--- START OF Data ---

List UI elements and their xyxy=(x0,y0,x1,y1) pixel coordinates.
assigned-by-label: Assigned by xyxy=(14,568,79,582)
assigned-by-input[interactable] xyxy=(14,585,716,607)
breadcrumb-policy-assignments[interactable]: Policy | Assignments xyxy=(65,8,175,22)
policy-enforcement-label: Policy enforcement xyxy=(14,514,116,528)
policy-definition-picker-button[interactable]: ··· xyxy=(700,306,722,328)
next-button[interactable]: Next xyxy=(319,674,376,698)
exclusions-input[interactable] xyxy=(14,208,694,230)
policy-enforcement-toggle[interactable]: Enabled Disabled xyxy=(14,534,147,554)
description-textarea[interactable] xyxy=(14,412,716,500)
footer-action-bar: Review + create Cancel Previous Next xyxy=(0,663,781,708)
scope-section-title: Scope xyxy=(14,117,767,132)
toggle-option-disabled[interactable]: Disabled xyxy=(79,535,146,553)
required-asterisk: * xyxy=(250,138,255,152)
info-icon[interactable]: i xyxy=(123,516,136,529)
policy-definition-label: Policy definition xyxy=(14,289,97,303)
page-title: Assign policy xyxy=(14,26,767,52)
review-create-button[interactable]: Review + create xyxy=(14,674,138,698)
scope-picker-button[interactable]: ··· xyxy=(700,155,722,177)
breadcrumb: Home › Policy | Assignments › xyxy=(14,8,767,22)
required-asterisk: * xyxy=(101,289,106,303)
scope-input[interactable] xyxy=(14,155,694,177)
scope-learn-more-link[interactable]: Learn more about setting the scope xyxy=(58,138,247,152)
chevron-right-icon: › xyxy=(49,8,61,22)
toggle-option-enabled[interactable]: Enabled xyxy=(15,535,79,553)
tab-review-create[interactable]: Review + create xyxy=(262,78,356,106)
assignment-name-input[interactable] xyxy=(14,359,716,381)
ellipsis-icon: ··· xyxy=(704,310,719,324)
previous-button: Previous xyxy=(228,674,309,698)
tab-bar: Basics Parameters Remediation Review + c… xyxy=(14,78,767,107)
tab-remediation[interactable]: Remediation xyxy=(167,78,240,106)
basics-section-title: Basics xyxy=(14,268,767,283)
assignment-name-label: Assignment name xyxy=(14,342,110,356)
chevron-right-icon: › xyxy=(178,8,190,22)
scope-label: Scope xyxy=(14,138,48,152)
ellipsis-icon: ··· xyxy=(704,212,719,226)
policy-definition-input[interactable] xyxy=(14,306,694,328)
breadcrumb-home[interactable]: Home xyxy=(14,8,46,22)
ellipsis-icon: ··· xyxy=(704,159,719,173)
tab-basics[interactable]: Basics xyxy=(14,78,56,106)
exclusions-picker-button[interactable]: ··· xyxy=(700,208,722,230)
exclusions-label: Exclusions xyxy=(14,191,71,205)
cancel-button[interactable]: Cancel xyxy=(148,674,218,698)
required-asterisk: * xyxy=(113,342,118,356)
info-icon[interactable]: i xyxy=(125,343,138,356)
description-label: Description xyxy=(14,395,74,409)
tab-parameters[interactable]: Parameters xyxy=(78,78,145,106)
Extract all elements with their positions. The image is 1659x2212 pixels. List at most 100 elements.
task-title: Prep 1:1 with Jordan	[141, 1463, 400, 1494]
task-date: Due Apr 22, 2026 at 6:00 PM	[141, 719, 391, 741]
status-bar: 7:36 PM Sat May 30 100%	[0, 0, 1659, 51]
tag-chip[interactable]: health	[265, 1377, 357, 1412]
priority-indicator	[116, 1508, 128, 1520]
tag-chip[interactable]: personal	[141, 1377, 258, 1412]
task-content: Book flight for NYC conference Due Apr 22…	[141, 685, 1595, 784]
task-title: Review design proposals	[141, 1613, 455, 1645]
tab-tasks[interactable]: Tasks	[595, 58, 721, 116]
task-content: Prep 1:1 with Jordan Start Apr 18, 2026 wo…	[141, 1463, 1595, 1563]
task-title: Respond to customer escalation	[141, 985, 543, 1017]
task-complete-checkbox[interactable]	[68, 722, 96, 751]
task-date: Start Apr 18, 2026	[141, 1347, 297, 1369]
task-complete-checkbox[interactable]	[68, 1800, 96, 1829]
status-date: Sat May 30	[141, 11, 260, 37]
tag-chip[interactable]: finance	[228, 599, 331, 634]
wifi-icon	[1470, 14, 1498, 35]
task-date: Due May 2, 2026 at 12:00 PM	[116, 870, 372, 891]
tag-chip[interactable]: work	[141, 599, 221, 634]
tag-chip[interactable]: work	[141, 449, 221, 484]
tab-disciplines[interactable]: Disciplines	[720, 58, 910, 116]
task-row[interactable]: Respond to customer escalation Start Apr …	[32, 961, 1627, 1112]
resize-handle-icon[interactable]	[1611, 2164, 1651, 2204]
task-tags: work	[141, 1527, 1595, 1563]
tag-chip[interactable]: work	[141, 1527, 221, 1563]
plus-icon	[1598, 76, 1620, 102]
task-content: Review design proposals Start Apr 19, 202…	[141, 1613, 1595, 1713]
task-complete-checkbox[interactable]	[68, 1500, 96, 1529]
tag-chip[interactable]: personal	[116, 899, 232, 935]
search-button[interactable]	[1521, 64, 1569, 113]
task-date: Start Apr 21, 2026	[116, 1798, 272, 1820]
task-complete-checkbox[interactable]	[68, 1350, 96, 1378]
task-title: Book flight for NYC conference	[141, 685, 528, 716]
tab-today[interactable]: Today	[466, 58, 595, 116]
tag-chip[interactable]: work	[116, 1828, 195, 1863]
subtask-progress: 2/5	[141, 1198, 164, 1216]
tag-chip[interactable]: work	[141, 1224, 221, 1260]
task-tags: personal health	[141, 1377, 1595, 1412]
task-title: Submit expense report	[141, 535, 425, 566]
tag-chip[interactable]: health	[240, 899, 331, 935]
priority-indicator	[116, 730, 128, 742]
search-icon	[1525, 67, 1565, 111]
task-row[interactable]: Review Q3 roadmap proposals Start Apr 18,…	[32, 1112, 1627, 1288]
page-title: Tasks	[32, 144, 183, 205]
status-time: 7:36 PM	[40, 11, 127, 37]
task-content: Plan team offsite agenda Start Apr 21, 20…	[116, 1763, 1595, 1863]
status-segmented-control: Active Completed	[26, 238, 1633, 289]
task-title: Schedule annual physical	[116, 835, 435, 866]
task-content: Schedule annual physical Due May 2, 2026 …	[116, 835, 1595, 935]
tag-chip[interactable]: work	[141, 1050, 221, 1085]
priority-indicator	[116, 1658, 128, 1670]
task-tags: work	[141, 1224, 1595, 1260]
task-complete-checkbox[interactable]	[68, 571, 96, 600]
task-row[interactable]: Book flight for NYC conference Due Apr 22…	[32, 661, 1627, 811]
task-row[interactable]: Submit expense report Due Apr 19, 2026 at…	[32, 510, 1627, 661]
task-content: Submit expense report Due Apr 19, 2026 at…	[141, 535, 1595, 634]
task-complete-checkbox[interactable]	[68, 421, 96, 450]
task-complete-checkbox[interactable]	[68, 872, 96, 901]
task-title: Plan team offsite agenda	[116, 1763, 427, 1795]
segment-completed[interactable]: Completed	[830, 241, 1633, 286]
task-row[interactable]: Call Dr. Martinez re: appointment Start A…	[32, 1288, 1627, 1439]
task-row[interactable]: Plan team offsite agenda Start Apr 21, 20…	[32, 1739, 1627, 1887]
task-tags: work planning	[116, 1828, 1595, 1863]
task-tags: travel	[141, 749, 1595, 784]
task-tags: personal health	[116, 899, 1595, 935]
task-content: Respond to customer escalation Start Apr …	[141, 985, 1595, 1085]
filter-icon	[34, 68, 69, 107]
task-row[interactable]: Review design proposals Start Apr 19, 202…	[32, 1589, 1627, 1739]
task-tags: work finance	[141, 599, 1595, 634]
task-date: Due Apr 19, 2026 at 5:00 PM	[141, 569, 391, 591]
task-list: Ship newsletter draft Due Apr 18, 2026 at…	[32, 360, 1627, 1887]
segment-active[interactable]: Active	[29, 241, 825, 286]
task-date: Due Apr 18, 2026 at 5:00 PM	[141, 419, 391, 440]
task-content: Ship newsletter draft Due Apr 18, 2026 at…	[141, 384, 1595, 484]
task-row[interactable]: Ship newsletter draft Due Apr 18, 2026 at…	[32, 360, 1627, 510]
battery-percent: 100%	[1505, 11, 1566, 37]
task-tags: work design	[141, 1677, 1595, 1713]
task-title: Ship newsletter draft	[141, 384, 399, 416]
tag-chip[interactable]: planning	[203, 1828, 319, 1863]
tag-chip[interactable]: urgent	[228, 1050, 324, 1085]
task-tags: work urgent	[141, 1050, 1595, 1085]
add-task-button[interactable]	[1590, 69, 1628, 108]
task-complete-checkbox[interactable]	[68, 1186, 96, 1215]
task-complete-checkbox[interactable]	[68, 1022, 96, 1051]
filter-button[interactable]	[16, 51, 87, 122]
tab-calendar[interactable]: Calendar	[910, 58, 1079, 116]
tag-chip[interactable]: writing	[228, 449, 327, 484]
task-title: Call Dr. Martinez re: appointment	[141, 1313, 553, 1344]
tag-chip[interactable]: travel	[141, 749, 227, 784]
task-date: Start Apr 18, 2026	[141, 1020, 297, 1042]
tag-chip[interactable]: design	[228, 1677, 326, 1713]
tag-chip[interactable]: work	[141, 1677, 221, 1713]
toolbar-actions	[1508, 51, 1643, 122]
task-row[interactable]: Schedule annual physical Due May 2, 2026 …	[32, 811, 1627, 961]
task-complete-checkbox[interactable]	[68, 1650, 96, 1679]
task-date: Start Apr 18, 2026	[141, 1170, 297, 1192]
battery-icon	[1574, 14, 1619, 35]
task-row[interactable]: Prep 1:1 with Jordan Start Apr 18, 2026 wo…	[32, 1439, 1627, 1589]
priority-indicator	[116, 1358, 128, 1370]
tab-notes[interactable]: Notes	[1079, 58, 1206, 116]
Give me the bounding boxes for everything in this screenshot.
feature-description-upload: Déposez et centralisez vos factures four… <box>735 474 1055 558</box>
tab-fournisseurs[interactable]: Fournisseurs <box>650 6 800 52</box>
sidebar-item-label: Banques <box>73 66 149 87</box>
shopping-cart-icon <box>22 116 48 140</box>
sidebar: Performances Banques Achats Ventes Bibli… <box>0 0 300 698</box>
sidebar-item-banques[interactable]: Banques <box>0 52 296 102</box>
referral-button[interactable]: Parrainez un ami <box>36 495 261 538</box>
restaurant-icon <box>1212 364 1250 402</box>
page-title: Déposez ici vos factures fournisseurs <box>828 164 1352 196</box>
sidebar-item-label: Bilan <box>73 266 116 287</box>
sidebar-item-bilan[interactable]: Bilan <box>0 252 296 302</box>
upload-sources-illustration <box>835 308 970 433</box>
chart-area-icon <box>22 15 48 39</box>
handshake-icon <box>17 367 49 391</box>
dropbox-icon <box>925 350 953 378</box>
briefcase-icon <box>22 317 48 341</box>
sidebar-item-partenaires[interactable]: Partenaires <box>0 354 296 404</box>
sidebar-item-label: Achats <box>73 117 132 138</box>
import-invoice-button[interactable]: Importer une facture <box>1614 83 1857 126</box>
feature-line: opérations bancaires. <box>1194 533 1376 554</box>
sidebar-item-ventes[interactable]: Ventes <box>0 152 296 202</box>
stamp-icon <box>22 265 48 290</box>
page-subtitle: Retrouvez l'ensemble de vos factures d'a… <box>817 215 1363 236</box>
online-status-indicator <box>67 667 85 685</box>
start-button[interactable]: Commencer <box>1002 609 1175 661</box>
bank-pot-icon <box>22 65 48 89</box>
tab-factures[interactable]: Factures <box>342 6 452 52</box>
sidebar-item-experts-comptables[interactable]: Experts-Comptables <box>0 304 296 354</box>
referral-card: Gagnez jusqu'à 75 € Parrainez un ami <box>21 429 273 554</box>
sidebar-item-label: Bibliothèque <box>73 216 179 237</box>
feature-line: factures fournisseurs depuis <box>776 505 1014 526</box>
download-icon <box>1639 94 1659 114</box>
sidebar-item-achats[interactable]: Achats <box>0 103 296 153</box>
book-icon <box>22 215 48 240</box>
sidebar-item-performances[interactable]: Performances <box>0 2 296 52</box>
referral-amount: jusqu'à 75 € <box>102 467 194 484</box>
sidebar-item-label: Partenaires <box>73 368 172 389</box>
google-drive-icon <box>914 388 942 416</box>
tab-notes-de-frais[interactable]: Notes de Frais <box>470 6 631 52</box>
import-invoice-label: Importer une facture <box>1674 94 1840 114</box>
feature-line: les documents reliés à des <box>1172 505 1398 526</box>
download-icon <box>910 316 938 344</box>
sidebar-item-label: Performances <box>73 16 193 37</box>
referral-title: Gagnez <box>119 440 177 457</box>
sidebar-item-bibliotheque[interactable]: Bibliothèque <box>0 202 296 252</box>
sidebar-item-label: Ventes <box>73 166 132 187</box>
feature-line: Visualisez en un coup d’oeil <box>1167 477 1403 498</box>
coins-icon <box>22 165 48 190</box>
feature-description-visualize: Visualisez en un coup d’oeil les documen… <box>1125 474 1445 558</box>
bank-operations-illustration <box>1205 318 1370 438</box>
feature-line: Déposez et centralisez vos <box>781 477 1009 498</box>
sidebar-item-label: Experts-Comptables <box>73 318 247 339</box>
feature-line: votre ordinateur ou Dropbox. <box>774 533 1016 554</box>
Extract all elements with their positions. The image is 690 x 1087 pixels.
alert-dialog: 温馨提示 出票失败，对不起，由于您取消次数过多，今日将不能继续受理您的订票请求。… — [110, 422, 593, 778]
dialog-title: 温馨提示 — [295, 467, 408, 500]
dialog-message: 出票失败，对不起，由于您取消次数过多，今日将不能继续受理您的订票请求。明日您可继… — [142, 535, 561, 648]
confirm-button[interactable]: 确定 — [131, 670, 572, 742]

--- END OF Data ---

▶ [What is required] Please reproduce, unchanged, everything from the start of the entries above down to the line containing "tab-bar: Basics Parameters", with both of those lines included.

▶ [Response to the exercise]
List UI elements and their xyxy=(x0,y0,x1,y1) pixel coordinates.
assigned-by-label: Assigned by xyxy=(14,568,79,582)
assigned-by-input[interactable] xyxy=(14,585,716,607)
breadcrumb-policy-assignments[interactable]: Policy | Assignments xyxy=(65,8,175,22)
policy-enforcement-label: Policy enforcement xyxy=(14,514,116,528)
policy-definition-picker-button[interactable]: ··· xyxy=(700,306,722,328)
next-button[interactable]: Next xyxy=(319,674,376,698)
exclusions-input[interactable] xyxy=(14,208,694,230)
policy-enforcement-toggle[interactable]: Enabled Disabled xyxy=(14,534,147,554)
description-textarea[interactable] xyxy=(14,412,716,500)
footer-action-bar: Review + create Cancel Previous Next xyxy=(0,663,781,708)
scope-section-title: Scope xyxy=(14,117,767,132)
toggle-option-disabled[interactable]: Disabled xyxy=(79,535,146,553)
required-asterisk: * xyxy=(250,138,255,152)
info-icon[interactable]: i xyxy=(123,516,136,529)
policy-definition-label: Policy definition xyxy=(14,289,97,303)
page-title: Assign policy xyxy=(14,26,767,52)
review-create-button[interactable]: Review + create xyxy=(14,674,138,698)
scope-picker-button[interactable]: ··· xyxy=(700,155,722,177)
breadcrumb: Home › Policy | Assignments › xyxy=(14,8,767,22)
required-asterisk: * xyxy=(101,289,106,303)
scope-input[interactable] xyxy=(14,155,694,177)
scope-learn-more-link[interactable]: Learn more about setting the scope xyxy=(58,138,247,152)
chevron-right-icon: › xyxy=(49,8,61,22)
toggle-option-enabled[interactable]: Enabled xyxy=(15,535,79,553)
tab-review-create[interactable]: Review + create xyxy=(262,78,356,106)
assignment-name-input[interactable] xyxy=(14,359,716,381)
ellipsis-icon: ··· xyxy=(704,310,719,324)
previous-button: Previous xyxy=(228,674,309,698)
tab-bar: Basics Parameters Remediation Review + c… xyxy=(14,78,767,107)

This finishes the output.